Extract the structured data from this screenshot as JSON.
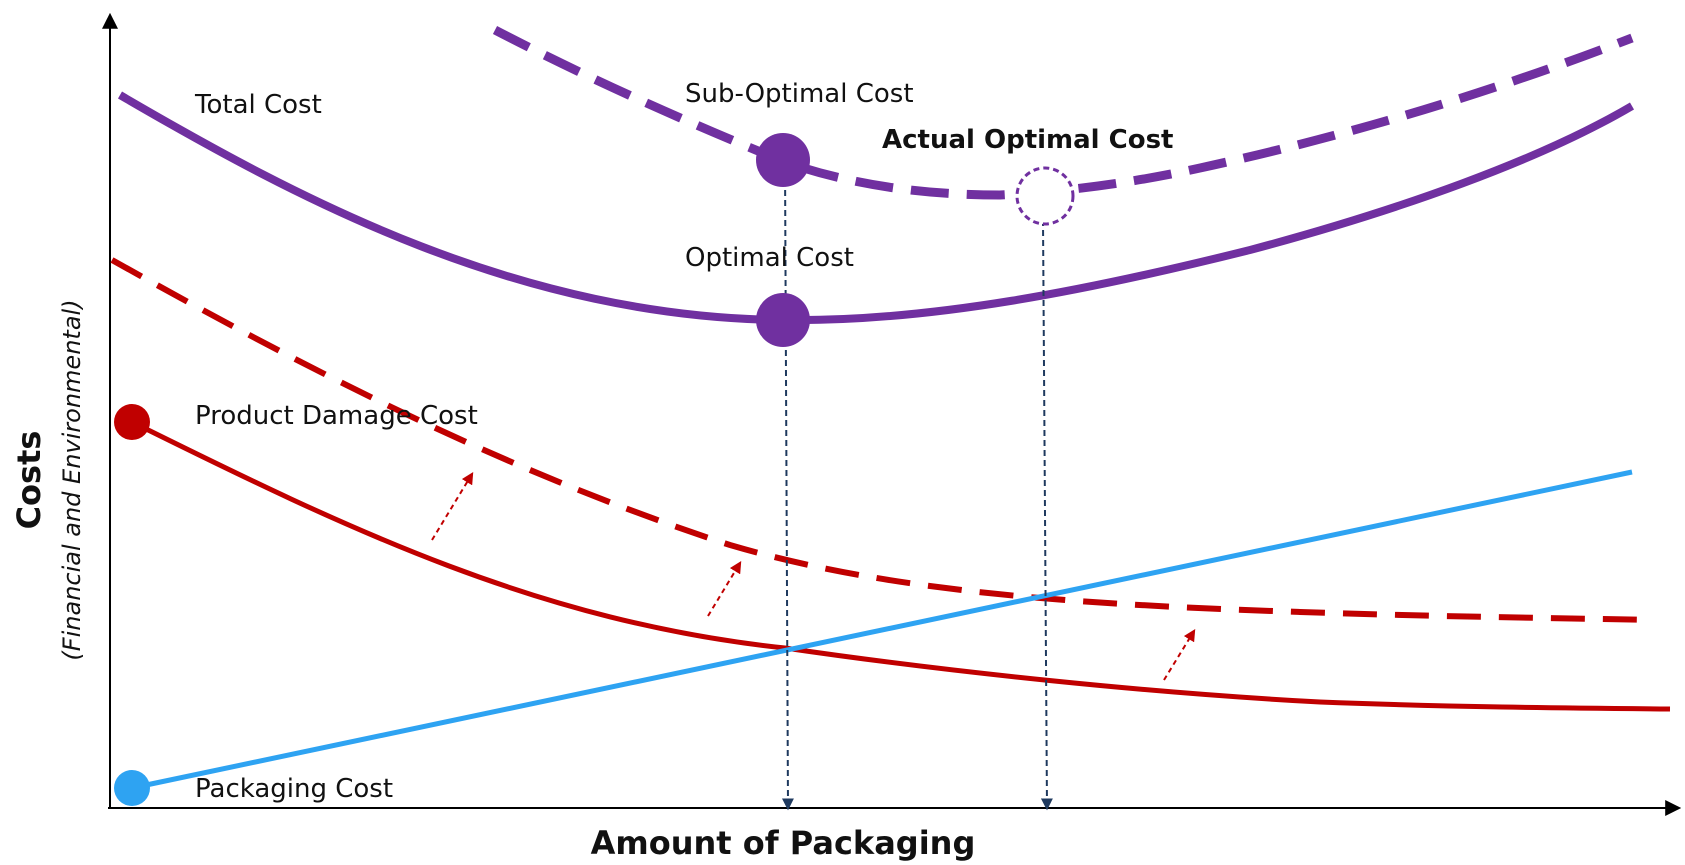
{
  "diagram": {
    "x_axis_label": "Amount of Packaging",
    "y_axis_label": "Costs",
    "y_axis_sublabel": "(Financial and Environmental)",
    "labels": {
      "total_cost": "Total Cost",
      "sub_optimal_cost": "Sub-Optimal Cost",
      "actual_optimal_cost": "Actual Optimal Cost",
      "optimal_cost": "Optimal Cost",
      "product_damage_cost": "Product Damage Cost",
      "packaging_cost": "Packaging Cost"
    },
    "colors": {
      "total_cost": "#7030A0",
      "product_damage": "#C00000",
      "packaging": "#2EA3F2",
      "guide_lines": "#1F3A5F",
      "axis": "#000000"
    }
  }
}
__________
EXERCISE REQUIREMENTS>
Print out the whole of the material word for word, without pictures.

SOLUTION TO THIS PROBLEM>
Extract the structured data from this screenshot as JSON.
{
  "diagram": {
    "x_axis_label": "Amount of Packaging",
    "y_axis_label": "Costs",
    "y_axis_sublabel": "(Financial and Environmental)",
    "labels": {
      "total_cost": "Total Cost",
      "sub_optimal_cost": "Sub-Optimal Cost",
      "actual_optimal_cost": "Actual Optimal Cost",
      "optimal_cost": "Optimal Cost",
      "product_damage_cost": "Product Damage Cost",
      "packaging_cost": "Packaging Cost"
    },
    "colors": {
      "total_cost": "#7030A0",
      "product_damage": "#C00000",
      "packaging": "#2EA3F2",
      "guide_lines": "#1F3A5F",
      "axis": "#000000"
    }
  }
}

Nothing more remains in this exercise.